**EXERCISE INSTRUCTIONS**: Write out every record in full, exactly as written, please.

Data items
********

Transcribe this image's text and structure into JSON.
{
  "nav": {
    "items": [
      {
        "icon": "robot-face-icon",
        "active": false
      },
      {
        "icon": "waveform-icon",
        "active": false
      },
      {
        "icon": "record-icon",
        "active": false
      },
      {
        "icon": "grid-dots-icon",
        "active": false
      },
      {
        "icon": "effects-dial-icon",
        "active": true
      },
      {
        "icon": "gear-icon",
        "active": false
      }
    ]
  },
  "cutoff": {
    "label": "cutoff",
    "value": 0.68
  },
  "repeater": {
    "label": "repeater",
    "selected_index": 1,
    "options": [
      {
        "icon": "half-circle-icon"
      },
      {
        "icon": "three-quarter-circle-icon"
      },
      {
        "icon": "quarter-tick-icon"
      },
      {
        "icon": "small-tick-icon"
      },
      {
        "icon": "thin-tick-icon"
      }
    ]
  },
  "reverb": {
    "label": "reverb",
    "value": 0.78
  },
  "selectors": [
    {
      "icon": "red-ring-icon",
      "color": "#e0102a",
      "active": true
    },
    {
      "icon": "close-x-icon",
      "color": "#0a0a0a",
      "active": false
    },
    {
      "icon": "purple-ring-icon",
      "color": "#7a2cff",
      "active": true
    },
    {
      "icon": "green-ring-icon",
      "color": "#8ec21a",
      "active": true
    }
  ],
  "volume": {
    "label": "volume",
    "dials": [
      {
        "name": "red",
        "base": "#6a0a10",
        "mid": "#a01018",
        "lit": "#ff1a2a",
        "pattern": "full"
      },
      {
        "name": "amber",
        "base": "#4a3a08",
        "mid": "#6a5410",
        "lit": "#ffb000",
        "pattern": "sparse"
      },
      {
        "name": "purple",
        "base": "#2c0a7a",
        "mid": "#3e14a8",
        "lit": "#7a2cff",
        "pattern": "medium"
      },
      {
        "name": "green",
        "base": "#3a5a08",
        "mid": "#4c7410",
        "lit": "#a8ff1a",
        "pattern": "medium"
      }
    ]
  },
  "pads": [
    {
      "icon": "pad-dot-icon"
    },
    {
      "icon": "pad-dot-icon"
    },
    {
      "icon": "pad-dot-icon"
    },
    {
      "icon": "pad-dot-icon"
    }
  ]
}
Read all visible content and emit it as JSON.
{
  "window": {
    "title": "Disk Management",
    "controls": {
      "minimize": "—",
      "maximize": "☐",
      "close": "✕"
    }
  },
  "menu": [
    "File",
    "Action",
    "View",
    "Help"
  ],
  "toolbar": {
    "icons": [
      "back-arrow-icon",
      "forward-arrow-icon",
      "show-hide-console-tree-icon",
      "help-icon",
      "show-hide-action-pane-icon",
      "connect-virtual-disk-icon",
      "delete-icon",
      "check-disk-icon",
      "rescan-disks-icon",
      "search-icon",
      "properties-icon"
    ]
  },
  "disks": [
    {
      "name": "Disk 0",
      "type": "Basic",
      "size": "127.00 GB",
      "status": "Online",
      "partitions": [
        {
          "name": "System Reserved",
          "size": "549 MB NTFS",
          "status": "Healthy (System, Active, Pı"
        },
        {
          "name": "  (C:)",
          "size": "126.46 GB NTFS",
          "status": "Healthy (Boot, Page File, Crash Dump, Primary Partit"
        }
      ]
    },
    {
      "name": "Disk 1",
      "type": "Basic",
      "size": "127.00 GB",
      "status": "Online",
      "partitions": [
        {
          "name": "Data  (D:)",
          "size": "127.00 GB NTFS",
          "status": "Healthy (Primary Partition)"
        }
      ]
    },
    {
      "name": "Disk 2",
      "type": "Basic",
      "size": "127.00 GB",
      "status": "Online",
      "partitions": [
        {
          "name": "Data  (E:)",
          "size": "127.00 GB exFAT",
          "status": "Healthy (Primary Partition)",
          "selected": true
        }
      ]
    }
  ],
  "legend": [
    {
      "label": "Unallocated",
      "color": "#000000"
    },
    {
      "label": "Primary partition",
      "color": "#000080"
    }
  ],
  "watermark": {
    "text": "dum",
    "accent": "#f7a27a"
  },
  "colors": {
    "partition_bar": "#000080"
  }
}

********

**RESPONSE TO THE EXERCISE**:
Transcribe this image's text and structure into JSON.
{
  "nav": {
    "items": [
      {
        "icon": "robot-face-icon",
        "active": false
      },
      {
        "icon": "waveform-icon",
        "active": false
      },
      {
        "icon": "record-icon",
        "active": false
      },
      {
        "icon": "grid-dots-icon",
        "active": false
      },
      {
        "icon": "effects-dial-icon",
        "active": true
      },
      {
        "icon": "gear-icon",
        "active": false
      }
    ]
  },
  "cutoff": {
    "label": "cutoff",
    "value": 0.68
  },
  "repeater": {
    "label": "repeater",
    "selected_index": 1,
    "options": [
      {
        "icon": "half-circle-icon"
      },
      {
        "icon": "three-quarter-circle-icon"
      },
      {
        "icon": "quarter-tick-icon"
      },
      {
        "icon": "small-tick-icon"
      },
      {
        "icon": "thin-tick-icon"
      }
    ]
  },
  "reverb": {
    "label": "reverb",
    "value": 0.78
  },
  "selectors": [
    {
      "icon": "red-ring-icon",
      "color": "#e0102a",
      "active": true
    },
    {
      "icon": "close-x-icon",
      "color": "#0a0a0a",
      "active": false
    },
    {
      "icon": "purple-ring-icon",
      "color": "#7a2cff",
      "active": true
    },
    {
      "icon": "green-ring-icon",
      "color": "#8ec21a",
      "active": true
    }
  ],
  "volume": {
    "label": "volume",
    "dials": [
      {
        "name": "red",
        "base": "#6a0a10",
        "mid": "#a01018",
        "lit": "#ff1a2a",
        "pattern": "full"
      },
      {
        "name": "amber",
        "base": "#4a3a08",
        "mid": "#6a5410",
        "lit": "#ffb000",
        "pattern": "sparse"
      },
      {
        "name": "purple",
        "base": "#2c0a7a",
        "mid": "#3e14a8",
        "lit": "#7a2cff",
        "pattern": "medium"
      },
      {
        "name": "green",
        "base": "#3a5a08",
        "mid": "#4c7410",
        "lit": "#a8ff1a",
        "pattern": "medium"
      }
    ]
  },
  "pads": [
    {
      "icon": "pad-dot-icon"
    },
    {
      "icon": "pad-dot-icon"
    },
    {
      "icon": "pad-dot-icon"
    },
    {
      "icon": "pad-dot-icon"
    }
  ]
}
Read all visible content and emit it as JSON.
{
  "window": {
    "title": "Disk Management",
    "controls": {
      "minimize": "—",
      "maximize": "☐",
      "close": "✕"
    }
  },
  "menu": [
    "File",
    "Action",
    "View",
    "Help"
  ],
  "toolbar": {
    "icons": [
      "back-arrow-icon",
      "forward-arrow-icon",
      "show-hide-console-tree-icon",
      "help-icon",
      "show-hide-action-pane-icon",
      "connect-virtual-disk-icon",
      "delete-icon",
      "check-disk-icon",
      "rescan-disks-icon",
      "search-icon",
      "properties-icon"
    ]
  },
  "disks": [
    {
      "name": "Disk 0",
      "type": "Basic",
      "size": "127.00 GB",
      "status": "Online",
      "partitions": [
        {
          "name": "System Reserved",
          "size": "549 MB NTFS",
          "status": "Healthy (System, Active, Pı"
        },
        {
          "name": "  (C:)",
          "size": "126.46 GB NTFS",
          "status": "Healthy (Boot, Page File, Crash Dump, Primary Partit"
        }
      ]
    },
    {
      "name": "Disk 1",
      "type": "Basic",
      "size": "127.00 GB",
      "status": "Online",
      "partitions": [
        {
          "name": "Data  (D:)",
          "size": "127.00 GB NTFS",
          "status": "Healthy (Primary Partition)"
        }
      ]
    },
    {
      "name": "Disk 2",
      "type": "Basic",
      "size": "127.00 GB",
      "status": "Online",
      "partitions": [
        {
          "name": "Data  (E:)",
          "size": "127.00 GB exFAT",
          "status": "Healthy (Primary Partition)",
          "selected": true
        }
      ]
    }
  ],
  "legend": [
    {
      "label": "Unallocated",
      "color": "#000000"
    },
    {
      "label": "Primary partition",
      "color": "#000080"
    }
  ],
  "watermark": {
    "text": "dum",
    "accent": "#f7a27a"
  },
  "colors": {
    "partition_bar": "#000080"
  }
}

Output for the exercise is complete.